[Records for the task Boundary: Start]
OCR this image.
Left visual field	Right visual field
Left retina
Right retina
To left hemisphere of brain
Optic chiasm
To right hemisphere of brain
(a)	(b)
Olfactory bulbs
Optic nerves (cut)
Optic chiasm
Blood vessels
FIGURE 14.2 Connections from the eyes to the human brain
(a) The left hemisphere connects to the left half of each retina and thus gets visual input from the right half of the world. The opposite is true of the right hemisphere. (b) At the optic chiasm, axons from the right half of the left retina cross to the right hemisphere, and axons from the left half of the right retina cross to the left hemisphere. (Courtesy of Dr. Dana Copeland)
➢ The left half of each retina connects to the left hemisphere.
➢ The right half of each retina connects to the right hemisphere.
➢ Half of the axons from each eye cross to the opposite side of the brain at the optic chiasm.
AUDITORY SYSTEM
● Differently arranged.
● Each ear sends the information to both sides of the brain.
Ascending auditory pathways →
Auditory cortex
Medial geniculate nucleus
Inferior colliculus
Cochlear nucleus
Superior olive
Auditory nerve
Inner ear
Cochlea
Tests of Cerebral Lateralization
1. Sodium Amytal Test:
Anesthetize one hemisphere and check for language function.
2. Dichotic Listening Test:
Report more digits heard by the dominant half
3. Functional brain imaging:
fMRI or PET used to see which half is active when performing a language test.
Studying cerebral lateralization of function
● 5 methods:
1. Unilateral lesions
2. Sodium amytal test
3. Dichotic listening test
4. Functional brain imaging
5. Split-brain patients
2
[Records for the task Boundary: End]
*Assignment*. Show the lines of the records above that mention "visual".

*Your solution*.
Left visual field	Right visual field
(a) The left hemisphere connects to the left half of each retina and thus gets visual input from the right half of the world. The opposite is true of the right hemisphere. (b) At the optic chiasm, axons from the right half of the left retina cross to the right hemisphere, and axons from the left half of the right retina cross to the left hemisphere. (Courtesy of Dr. Dana Copeland)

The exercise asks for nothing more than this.